start Provided data

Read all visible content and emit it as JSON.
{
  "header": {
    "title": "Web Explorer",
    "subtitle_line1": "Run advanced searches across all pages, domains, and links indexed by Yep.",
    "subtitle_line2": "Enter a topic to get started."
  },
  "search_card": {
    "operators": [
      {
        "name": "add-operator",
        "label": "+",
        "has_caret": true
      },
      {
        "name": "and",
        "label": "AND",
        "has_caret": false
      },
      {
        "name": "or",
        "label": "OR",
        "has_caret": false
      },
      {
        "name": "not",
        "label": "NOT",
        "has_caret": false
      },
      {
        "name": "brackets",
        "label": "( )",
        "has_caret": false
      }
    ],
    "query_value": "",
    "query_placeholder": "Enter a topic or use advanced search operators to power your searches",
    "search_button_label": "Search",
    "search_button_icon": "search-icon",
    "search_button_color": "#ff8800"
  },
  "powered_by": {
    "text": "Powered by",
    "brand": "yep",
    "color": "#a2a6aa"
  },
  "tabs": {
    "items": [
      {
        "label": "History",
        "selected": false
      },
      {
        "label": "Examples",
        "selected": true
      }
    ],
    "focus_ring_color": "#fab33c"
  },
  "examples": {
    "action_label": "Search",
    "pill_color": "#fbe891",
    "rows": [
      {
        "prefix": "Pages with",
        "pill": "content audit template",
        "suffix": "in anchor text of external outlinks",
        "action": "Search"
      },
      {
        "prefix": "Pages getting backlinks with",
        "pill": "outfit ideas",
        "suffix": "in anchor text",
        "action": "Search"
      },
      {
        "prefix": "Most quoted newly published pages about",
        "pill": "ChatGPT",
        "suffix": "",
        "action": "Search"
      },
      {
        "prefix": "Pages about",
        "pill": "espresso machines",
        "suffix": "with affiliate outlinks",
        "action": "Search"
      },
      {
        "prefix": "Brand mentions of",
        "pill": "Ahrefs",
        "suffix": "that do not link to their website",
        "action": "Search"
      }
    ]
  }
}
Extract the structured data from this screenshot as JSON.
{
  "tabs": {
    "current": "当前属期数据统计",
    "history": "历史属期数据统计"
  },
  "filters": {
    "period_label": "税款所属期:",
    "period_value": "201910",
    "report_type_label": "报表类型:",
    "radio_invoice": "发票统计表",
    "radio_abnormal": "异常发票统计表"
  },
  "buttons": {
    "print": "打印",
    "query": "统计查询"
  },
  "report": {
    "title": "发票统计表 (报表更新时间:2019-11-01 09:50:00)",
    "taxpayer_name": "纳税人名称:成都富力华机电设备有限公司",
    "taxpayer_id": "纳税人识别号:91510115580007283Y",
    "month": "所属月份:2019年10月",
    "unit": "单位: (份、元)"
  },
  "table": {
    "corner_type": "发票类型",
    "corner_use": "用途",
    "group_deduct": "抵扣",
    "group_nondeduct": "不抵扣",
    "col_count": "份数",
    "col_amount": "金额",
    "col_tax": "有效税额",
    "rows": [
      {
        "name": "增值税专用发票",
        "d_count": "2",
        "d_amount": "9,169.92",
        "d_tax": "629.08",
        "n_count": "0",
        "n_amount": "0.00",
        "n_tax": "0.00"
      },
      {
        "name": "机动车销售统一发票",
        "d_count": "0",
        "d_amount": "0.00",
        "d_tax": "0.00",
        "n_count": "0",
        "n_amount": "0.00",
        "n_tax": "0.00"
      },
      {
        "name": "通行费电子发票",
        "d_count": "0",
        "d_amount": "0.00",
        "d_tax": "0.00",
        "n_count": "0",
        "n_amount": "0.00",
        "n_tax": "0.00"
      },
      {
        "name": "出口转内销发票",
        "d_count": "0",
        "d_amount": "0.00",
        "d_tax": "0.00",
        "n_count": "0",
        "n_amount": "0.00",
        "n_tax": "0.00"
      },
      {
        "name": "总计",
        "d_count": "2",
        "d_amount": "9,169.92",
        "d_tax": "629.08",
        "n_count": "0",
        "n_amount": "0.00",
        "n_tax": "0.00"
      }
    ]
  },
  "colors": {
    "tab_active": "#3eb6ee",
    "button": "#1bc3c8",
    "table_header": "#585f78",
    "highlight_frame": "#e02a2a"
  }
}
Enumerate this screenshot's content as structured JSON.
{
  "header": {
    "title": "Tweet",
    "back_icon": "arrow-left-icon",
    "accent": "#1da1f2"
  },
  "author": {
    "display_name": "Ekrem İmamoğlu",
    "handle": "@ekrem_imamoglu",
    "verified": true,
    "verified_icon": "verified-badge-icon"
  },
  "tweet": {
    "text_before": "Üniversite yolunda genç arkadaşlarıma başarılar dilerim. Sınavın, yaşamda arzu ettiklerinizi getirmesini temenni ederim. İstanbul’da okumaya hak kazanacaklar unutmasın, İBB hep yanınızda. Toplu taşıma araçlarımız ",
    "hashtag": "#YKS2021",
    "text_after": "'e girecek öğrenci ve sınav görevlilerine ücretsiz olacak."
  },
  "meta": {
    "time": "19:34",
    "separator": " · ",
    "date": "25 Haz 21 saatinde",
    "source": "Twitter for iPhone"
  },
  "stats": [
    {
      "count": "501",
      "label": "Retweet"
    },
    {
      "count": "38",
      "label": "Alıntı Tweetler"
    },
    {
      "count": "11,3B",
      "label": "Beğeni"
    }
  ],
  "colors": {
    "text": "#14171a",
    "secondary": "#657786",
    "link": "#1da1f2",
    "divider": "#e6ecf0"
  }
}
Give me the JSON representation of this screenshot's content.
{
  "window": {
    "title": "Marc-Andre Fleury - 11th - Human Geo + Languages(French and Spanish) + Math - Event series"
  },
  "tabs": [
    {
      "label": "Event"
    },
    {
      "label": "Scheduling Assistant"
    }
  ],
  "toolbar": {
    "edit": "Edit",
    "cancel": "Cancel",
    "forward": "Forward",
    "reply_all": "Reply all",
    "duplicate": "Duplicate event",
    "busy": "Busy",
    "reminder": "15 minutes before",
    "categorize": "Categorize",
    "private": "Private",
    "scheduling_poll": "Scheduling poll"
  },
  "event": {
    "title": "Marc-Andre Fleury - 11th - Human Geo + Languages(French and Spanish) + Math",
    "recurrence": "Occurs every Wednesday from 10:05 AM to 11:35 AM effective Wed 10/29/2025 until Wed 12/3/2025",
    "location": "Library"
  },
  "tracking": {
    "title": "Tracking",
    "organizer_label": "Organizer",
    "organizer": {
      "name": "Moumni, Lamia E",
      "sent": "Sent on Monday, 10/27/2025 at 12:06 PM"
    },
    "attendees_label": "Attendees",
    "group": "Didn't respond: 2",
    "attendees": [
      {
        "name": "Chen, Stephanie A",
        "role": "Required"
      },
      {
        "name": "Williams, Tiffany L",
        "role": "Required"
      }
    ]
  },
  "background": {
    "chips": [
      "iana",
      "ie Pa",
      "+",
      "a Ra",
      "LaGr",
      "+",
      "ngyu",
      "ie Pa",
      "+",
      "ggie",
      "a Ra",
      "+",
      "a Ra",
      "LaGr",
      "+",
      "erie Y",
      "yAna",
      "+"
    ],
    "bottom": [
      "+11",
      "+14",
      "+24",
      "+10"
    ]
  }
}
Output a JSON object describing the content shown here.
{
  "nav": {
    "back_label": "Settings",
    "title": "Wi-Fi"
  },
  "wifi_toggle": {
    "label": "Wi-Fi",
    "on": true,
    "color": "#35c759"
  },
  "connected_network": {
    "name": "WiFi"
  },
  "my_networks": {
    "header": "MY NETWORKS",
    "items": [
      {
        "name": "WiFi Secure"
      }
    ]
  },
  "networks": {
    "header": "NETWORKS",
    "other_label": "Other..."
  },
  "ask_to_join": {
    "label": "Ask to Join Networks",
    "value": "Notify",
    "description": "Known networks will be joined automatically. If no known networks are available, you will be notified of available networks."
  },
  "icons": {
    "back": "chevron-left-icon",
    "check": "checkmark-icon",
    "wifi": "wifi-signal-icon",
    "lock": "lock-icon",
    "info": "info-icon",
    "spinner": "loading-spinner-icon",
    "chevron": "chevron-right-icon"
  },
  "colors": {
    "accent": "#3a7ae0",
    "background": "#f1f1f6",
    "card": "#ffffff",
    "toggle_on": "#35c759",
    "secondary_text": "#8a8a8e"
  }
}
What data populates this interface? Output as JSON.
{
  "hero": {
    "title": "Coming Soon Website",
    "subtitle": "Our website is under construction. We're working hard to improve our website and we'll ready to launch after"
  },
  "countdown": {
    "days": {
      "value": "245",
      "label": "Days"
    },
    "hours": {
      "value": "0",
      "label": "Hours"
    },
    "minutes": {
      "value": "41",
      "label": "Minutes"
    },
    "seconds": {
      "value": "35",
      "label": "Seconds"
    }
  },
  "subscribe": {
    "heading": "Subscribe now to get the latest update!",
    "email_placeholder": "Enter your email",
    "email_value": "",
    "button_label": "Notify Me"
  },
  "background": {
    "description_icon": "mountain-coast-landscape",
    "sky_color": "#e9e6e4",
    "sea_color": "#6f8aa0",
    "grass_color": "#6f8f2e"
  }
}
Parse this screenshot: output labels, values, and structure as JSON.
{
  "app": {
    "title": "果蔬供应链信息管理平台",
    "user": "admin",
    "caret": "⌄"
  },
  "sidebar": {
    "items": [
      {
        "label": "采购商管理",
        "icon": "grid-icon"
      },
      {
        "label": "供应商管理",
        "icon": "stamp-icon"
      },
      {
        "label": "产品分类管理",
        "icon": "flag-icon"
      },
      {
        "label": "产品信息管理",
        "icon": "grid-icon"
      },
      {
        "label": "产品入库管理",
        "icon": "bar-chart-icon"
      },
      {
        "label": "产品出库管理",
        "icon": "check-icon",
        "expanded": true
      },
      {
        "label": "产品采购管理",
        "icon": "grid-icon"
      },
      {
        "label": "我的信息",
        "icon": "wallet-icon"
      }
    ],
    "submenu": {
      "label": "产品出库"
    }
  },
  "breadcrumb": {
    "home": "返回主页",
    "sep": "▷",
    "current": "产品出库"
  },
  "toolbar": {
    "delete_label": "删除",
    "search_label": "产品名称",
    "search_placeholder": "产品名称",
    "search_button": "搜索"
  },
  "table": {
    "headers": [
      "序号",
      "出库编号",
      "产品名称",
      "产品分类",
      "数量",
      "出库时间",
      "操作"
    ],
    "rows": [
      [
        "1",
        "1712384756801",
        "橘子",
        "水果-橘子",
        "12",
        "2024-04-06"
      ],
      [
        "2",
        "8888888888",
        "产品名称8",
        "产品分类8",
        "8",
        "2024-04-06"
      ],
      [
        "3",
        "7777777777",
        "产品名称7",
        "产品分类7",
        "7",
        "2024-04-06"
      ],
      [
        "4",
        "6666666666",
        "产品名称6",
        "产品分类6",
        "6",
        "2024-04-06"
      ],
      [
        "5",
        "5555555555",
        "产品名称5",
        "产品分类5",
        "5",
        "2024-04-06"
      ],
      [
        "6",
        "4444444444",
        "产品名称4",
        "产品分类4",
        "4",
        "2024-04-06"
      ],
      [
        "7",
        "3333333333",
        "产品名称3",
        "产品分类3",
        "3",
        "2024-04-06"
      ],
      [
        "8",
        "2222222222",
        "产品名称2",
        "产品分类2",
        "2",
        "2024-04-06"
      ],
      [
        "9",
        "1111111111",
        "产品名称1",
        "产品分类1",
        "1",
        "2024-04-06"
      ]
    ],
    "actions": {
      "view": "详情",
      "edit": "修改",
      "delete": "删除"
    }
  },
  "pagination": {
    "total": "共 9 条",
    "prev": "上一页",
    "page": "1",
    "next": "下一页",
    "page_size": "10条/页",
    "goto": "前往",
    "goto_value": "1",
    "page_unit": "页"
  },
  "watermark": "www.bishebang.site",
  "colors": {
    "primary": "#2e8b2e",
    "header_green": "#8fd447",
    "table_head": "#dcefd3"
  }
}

end Provided data

◆ Direction
In the records above, how many lines contain the word "left"? Give the number alone.

◆ Output for this task
2